Your objective — Which lines in the entries below contain the word "most"? Collect each of those lines and copy it out in full.
== Records provided ==
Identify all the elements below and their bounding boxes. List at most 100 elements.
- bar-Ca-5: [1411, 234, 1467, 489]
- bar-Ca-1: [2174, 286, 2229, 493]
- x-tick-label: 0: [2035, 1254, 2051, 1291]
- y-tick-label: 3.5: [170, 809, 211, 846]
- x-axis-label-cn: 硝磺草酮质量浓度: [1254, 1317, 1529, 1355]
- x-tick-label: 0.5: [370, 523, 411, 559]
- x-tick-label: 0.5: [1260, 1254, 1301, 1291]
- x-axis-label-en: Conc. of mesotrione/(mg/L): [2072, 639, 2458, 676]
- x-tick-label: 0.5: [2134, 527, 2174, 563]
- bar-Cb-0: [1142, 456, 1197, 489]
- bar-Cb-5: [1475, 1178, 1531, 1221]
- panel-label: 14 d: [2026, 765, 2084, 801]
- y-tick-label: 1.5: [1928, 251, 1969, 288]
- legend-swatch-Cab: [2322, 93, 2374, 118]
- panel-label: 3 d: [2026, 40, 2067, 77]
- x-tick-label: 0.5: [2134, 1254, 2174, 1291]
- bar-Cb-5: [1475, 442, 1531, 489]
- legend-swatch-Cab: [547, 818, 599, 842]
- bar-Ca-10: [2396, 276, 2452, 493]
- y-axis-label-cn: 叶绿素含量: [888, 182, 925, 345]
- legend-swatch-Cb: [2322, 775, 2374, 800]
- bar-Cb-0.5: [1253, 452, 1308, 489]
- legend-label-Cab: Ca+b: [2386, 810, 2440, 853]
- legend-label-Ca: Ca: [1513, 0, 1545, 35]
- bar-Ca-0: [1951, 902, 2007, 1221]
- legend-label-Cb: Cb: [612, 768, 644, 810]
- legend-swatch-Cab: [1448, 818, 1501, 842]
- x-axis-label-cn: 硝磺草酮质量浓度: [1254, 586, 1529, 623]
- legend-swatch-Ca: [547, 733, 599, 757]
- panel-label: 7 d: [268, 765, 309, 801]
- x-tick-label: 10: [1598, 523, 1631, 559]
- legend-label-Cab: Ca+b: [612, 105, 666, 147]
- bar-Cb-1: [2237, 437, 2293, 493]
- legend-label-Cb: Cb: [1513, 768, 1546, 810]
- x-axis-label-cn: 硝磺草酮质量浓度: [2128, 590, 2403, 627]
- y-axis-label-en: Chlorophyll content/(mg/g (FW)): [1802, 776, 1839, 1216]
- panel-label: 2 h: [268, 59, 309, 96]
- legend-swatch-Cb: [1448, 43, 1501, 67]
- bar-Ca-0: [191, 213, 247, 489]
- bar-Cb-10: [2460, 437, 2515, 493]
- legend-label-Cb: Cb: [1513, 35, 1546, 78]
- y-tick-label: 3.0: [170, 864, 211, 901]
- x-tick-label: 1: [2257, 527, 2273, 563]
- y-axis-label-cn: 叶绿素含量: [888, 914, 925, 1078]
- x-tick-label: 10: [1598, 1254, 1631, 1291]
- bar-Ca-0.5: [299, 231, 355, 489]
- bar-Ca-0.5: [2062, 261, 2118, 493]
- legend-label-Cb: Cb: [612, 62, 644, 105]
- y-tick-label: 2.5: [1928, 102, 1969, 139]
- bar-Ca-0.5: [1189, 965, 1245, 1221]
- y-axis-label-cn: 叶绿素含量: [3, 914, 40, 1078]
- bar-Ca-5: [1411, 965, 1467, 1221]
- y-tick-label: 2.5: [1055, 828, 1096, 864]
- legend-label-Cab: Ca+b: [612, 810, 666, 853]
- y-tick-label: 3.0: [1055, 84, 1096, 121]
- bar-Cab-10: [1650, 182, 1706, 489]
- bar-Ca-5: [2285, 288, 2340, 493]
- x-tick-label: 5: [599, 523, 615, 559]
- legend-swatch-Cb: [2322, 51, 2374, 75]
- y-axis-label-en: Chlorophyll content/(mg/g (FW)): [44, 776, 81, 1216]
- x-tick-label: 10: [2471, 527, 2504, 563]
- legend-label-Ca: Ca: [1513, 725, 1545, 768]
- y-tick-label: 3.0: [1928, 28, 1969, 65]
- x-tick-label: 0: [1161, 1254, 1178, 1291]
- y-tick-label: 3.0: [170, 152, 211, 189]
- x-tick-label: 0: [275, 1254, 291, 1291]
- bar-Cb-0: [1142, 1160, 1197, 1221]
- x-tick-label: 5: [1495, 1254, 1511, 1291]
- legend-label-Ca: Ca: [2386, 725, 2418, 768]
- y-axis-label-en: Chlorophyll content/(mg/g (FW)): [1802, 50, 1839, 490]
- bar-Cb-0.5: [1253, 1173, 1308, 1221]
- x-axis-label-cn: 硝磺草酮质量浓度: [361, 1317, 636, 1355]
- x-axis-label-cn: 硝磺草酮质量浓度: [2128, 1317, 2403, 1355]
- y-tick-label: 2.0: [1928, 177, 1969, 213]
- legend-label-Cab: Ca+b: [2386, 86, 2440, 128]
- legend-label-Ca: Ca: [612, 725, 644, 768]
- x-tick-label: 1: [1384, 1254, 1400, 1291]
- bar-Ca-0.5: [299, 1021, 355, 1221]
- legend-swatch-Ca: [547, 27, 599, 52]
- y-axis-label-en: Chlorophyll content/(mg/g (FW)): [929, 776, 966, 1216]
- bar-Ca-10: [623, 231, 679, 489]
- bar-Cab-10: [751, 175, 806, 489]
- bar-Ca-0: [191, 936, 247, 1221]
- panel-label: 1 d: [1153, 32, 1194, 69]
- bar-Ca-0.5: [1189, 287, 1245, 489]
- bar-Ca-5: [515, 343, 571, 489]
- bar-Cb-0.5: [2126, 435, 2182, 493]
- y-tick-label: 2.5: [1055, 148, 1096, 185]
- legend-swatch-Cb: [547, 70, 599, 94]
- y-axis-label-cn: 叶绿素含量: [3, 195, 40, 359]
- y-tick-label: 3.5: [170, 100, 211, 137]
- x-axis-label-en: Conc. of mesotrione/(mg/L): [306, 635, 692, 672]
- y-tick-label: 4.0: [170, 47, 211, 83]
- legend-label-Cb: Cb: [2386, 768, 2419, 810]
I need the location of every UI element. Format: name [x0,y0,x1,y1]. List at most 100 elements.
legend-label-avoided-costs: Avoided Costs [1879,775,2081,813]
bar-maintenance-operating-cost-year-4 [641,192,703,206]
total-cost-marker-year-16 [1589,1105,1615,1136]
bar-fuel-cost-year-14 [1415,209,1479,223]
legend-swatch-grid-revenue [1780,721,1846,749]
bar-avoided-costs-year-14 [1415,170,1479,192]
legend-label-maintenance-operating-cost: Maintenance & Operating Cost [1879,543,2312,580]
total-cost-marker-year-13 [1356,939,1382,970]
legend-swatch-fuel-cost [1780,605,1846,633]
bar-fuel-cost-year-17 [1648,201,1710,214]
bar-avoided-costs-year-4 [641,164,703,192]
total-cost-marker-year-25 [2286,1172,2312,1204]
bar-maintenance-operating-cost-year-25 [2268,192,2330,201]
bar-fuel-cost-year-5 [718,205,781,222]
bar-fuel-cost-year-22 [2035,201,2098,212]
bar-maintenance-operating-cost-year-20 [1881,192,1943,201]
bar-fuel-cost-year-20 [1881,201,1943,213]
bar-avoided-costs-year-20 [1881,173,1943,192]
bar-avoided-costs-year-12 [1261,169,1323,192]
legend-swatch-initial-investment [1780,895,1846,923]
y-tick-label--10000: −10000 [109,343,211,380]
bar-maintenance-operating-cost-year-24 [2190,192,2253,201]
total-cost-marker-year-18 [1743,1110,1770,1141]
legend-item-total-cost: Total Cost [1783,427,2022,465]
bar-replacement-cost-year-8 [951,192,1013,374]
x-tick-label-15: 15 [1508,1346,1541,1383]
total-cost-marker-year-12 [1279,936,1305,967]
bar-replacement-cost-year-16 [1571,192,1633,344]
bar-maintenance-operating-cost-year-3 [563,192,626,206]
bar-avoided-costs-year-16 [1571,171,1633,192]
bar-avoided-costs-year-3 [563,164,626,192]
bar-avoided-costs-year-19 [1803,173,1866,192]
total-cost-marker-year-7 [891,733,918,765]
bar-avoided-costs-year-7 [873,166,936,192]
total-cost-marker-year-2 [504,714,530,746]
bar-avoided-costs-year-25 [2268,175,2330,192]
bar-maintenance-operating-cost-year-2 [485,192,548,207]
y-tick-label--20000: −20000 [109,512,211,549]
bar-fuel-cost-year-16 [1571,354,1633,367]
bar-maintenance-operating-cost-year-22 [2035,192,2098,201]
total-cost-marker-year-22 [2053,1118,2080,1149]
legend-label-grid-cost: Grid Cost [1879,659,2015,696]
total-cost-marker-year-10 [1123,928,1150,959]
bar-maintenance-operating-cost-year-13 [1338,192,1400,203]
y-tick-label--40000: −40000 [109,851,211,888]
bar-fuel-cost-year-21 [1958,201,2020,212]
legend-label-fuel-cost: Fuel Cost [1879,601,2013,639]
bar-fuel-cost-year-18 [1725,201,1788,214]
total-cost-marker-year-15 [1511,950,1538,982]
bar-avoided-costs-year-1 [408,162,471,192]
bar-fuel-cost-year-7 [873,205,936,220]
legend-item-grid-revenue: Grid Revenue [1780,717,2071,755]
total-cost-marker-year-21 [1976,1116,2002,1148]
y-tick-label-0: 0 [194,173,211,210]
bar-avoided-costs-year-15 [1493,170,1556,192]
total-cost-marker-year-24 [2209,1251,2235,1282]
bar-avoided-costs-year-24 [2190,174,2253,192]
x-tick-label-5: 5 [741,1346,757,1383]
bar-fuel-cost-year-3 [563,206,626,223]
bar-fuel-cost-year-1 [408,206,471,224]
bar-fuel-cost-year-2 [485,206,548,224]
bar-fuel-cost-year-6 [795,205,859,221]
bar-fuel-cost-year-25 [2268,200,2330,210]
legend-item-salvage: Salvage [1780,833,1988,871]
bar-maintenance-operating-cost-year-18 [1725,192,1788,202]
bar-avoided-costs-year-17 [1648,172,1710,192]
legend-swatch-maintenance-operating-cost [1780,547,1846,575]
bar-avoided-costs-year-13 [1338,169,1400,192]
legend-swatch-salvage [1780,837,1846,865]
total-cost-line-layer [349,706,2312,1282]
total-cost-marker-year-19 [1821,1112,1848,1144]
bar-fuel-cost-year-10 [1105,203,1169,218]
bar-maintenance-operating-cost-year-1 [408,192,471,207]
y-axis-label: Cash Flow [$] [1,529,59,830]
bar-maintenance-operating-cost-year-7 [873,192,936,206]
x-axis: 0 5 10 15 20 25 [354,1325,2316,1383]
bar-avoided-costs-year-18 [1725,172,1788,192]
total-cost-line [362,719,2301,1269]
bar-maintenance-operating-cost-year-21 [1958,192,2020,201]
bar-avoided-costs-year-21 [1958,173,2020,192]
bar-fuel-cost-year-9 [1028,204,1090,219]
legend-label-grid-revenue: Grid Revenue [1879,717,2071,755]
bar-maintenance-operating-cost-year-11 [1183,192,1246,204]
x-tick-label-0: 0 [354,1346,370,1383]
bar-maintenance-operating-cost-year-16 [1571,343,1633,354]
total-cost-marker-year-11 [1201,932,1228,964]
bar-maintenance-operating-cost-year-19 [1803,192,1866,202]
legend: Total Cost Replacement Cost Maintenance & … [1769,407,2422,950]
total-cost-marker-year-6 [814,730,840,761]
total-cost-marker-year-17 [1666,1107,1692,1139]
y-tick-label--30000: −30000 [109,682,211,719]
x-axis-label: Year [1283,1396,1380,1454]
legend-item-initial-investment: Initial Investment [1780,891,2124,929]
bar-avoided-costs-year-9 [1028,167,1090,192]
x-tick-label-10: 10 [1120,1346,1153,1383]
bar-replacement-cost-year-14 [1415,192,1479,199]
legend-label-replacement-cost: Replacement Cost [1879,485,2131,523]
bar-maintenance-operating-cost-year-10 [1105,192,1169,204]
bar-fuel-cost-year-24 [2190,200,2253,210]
===
Solution below —
Identify all the elements below and their bounding boxes. List at most 100 elements.
I need the location of every UI element. Format: name [x0,y0,x1,y1]. List at most 100 elements.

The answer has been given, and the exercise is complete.